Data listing
- - - -
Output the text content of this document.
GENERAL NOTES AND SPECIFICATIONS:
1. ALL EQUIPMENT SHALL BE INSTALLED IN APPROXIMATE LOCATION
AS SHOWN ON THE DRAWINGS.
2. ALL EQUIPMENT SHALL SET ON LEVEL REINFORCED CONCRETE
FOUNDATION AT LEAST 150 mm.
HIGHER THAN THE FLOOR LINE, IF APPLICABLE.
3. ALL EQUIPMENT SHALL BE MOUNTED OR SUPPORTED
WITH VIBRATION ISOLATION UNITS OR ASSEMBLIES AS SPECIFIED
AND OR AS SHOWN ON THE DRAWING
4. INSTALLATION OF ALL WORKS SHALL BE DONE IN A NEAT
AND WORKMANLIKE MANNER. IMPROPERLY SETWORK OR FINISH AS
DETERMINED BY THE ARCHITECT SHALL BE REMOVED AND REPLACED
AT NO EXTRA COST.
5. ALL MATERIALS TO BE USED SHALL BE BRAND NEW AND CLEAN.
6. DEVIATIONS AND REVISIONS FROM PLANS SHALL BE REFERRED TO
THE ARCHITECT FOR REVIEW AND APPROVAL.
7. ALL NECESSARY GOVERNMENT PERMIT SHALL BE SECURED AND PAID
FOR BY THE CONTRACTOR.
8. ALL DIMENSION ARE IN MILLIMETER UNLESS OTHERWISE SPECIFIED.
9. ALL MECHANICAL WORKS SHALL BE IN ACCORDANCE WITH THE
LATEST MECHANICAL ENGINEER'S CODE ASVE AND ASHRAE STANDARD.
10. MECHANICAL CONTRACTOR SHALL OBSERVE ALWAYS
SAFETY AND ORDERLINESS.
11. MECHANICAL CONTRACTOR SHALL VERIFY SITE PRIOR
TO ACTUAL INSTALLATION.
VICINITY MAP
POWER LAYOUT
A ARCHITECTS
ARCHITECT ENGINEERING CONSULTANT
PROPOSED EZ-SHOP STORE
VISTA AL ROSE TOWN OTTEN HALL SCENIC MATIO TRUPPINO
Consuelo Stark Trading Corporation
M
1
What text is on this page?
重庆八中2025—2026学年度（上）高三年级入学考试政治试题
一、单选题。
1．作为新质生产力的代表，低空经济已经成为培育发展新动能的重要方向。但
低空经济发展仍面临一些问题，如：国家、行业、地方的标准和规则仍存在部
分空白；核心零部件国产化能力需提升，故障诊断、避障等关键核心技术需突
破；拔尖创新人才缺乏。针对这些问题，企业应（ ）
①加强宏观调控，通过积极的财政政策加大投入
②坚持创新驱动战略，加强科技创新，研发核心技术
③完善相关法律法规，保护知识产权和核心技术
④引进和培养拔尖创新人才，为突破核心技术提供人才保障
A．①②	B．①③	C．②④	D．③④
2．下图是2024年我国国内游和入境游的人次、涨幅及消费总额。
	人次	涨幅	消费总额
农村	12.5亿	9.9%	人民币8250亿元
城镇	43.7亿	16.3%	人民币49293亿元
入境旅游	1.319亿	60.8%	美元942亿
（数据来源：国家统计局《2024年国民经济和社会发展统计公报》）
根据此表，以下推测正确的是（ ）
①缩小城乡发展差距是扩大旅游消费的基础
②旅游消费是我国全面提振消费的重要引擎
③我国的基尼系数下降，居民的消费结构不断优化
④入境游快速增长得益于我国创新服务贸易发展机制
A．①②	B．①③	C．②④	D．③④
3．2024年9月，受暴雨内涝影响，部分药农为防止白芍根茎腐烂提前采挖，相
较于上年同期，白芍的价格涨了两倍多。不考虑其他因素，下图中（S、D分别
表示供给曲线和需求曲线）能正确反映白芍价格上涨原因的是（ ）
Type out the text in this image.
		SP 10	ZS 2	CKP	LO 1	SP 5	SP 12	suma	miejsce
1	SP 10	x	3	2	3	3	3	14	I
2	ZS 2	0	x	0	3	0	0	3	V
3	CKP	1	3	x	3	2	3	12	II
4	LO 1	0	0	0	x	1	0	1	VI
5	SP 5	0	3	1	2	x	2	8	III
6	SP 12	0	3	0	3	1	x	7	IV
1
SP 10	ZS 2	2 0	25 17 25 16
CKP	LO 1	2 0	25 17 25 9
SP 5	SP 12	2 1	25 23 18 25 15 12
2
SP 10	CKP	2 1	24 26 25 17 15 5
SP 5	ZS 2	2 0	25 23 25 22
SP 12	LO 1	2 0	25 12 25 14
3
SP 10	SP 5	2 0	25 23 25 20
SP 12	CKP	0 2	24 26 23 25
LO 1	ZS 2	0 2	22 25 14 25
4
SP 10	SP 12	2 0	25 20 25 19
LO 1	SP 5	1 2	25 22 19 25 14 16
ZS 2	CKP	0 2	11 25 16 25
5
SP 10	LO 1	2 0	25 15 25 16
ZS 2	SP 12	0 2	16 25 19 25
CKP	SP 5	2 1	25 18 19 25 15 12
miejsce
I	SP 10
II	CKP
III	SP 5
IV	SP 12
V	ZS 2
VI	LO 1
- - - -
Each line from the one containing "Type out the text in this image." to the end of the listing above should be copied exactly, and nothing else.

Type out the text in this image.
		SP 10	ZS 2	CKP	LO 1	SP 5	SP 12	suma	miejsce
1	SP 10	x	3	2	3	3	3	14	I
2	ZS 2	0	x	0	3	0	0	3	V
3	CKP	1	3	x	3	2	3	12	II
4	LO 1	0	0	0	x	1	0	1	VI
5	SP 5	0	3	1	2	x	2	8	III
6	SP 12	0	3	0	3	1	x	7	IV
1
SP 10	ZS 2	2 0	25 17 25 16
CKP	LO 1	2 0	25 17 25 9
SP 5	SP 12	2 1	25 23 18 25 15 12
2
SP 10	CKP	2 1	24 26 25 17 15 5
SP 5	ZS 2	2 0	25 23 25 22
SP 12	LO 1	2 0	25 12 25 14
3
SP 10	SP 5	2 0	25 23 25 20
SP 12	CKP	0 2	24 26 23 25
LO 1	ZS 2	0 2	22 25 14 25
4
SP 10	SP 12	2 0	25 20 25 19
LO 1	SP 5	1 2	25 22 19 25 14 16
ZS 2	CKP	0 2	11 25 16 25
5
SP 10	LO 1	2 0	25 15 25 16
ZS 2	SP 12	0 2	16 25 19 25
CKP	SP 5	2 1	25 18 19 25 15 12
miejsce
I	SP 10
II	CKP
III	SP 5
IV	SP 12
V	ZS 2
VI	LO 1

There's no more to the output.